--- begin Records to process ---

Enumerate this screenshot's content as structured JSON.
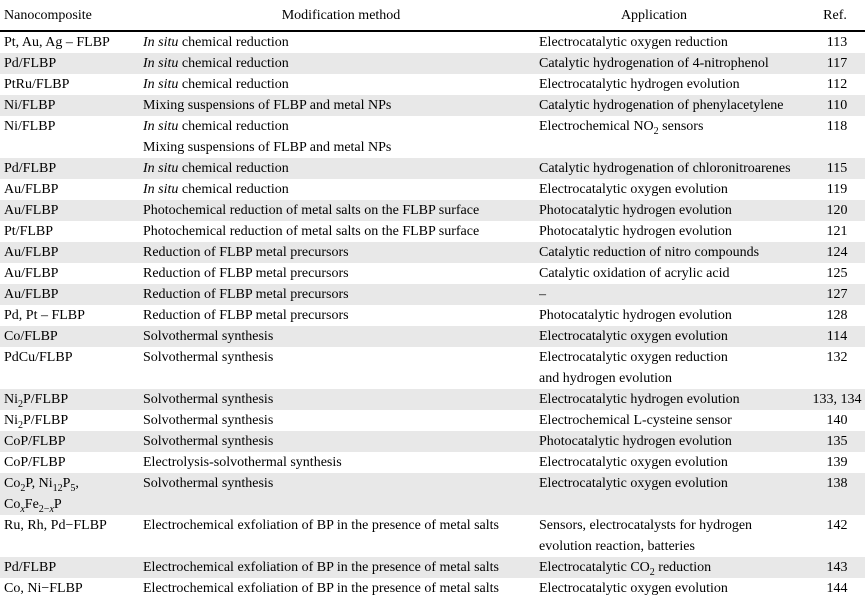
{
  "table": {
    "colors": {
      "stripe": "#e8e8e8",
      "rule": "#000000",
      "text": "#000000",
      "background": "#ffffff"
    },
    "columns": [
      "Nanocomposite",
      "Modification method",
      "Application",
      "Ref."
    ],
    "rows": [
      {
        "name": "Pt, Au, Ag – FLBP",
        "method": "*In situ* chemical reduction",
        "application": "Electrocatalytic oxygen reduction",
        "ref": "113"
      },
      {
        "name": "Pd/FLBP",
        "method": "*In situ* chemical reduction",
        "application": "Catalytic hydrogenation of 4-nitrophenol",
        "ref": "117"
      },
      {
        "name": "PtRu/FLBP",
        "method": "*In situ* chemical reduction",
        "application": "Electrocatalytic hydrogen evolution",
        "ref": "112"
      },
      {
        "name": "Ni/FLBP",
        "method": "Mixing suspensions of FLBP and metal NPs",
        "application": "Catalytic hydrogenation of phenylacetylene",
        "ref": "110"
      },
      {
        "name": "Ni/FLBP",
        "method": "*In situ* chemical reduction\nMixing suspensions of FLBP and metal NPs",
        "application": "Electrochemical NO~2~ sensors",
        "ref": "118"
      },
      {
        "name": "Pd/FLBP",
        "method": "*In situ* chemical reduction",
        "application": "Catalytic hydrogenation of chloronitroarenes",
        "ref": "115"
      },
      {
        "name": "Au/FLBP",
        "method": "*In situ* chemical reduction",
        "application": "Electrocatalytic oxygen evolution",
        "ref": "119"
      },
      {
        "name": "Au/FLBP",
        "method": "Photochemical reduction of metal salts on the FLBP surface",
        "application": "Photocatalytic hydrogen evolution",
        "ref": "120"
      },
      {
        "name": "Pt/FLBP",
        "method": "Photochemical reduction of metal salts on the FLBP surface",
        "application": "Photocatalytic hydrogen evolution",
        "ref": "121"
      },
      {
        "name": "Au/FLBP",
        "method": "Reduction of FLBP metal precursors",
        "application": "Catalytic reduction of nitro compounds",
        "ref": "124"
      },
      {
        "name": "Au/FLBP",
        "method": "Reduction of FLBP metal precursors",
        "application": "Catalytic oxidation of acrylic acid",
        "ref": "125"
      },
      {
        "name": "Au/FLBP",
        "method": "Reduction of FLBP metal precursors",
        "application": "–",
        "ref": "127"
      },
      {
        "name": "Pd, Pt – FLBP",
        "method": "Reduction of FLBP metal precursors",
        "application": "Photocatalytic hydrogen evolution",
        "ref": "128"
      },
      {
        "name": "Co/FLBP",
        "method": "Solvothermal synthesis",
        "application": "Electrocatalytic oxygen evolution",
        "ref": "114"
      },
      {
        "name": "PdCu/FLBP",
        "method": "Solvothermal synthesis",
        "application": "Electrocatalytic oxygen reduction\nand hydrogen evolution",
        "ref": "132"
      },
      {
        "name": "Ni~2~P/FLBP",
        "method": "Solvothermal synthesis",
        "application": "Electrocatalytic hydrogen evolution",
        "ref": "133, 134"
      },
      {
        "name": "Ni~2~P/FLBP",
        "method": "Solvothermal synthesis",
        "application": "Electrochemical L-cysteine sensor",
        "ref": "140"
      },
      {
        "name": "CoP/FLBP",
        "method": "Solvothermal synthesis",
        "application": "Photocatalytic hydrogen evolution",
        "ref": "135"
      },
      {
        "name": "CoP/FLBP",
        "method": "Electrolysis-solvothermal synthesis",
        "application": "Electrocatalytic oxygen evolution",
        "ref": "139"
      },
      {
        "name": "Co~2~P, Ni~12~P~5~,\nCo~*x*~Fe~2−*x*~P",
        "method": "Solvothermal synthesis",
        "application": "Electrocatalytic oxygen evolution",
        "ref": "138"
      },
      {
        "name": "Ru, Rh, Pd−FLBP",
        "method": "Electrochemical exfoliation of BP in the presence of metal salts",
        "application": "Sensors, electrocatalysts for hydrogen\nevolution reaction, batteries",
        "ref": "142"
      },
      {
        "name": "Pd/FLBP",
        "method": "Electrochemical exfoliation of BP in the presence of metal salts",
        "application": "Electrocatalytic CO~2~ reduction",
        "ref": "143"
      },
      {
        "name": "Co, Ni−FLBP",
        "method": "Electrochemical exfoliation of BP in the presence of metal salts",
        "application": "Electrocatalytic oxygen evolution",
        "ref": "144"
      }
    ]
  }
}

--- end Records to process ---

→ **Exercise aim**
Make an exact copy of the data, leaving its pictures out.

→ **Solution to this exercise**
Enumerate this screenshot's content as structured JSON.
{
  "table": {
    "colors": {
      "stripe": "#e8e8e8",
      "rule": "#000000",
      "text": "#000000",
      "background": "#ffffff"
    },
    "columns": [
      "Nanocomposite",
      "Modification method",
      "Application",
      "Ref."
    ],
    "rows": [
      {
        "name": "Pt, Au, Ag – FLBP",
        "method": "*In situ* chemical reduction",
        "application": "Electrocatalytic oxygen reduction",
        "ref": "113"
      },
      {
        "name": "Pd/FLBP",
        "method": "*In situ* chemical reduction",
        "application": "Catalytic hydrogenation of 4-nitrophenol",
        "ref": "117"
      },
      {
        "name": "PtRu/FLBP",
        "method": "*In situ* chemical reduction",
        "application": "Electrocatalytic hydrogen evolution",
        "ref": "112"
      },
      {
        "name": "Ni/FLBP",
        "method": "Mixing suspensions of FLBP and metal NPs",
        "application": "Catalytic hydrogenation of phenylacetylene",
        "ref": "110"
      },
      {
        "name": "Ni/FLBP",
        "method": "*In situ* chemical reduction\nMixing suspensions of FLBP and metal NPs",
        "application": "Electrochemical NO~2~ sensors",
        "ref": "118"
      },
      {
        "name": "Pd/FLBP",
        "method": "*In situ* chemical reduction",
        "application": "Catalytic hydrogenation of chloronitroarenes",
        "ref": "115"
      },
      {
        "name": "Au/FLBP",
        "method": "*In situ* chemical reduction",
        "application": "Electrocatalytic oxygen evolution",
        "ref": "119"
      },
      {
        "name": "Au/FLBP",
        "method": "Photochemical reduction of metal salts on the FLBP surface",
        "application": "Photocatalytic hydrogen evolution",
        "ref": "120"
      },
      {
        "name": "Pt/FLBP",
        "method": "Photochemical reduction of metal salts on the FLBP surface",
        "application": "Photocatalytic hydrogen evolution",
        "ref": "121"
      },
      {
        "name": "Au/FLBP",
        "method": "Reduction of FLBP metal precursors",
        "application": "Catalytic reduction of nitro compounds",
        "ref": "124"
      },
      {
        "name": "Au/FLBP",
        "method": "Reduction of FLBP metal precursors",
        "application": "Catalytic oxidation of acrylic acid",
        "ref": "125"
      },
      {
        "name": "Au/FLBP",
        "method": "Reduction of FLBP metal precursors",
        "application": "–",
        "ref": "127"
      },
      {
        "name": "Pd, Pt – FLBP",
        "method": "Reduction of FLBP metal precursors",
        "application": "Photocatalytic hydrogen evolution",
        "ref": "128"
      },
      {
        "name": "Co/FLBP",
        "method": "Solvothermal synthesis",
        "application": "Electrocatalytic oxygen evolution",
        "ref": "114"
      },
      {
        "name": "PdCu/FLBP",
        "method": "Solvothermal synthesis",
        "application": "Electrocatalytic oxygen reduction\nand hydrogen evolution",
        "ref": "132"
      },
      {
        "name": "Ni~2~P/FLBP",
        "method": "Solvothermal synthesis",
        "application": "Electrocatalytic hydrogen evolution",
        "ref": "133, 134"
      },
      {
        "name": "Ni~2~P/FLBP",
        "method": "Solvothermal synthesis",
        "application": "Electrochemical L-cysteine sensor",
        "ref": "140"
      },
      {
        "name": "CoP/FLBP",
        "method": "Solvothermal synthesis",
        "application": "Photocatalytic hydrogen evolution",
        "ref": "135"
      },
      {
        "name": "CoP/FLBP",
        "method": "Electrolysis-solvothermal synthesis",
        "application": "Electrocatalytic oxygen evolution",
        "ref": "139"
      },
      {
        "name": "Co~2~P, Ni~12~P~5~,\nCo~*x*~Fe~2−*x*~P",
        "method": "Solvothermal synthesis",
        "application": "Electrocatalytic oxygen evolution",
        "ref": "138"
      },
      {
        "name": "Ru, Rh, Pd−FLBP",
        "method": "Electrochemical exfoliation of BP in the presence of metal salts",
        "application": "Sensors, electrocatalysts for hydrogen\nevolution reaction, batteries",
        "ref": "142"
      },
      {
        "name": "Pd/FLBP",
        "method": "Electrochemical exfoliation of BP in the presence of metal salts",
        "application": "Electrocatalytic CO~2~ reduction",
        "ref": "143"
      },
      {
        "name": "Co, Ni−FLBP",
        "method": "Electrochemical exfoliation of BP in the presence of metal salts",
        "application": "Electrocatalytic oxygen evolution",
        "ref": "144"
      }
    ]
  }
}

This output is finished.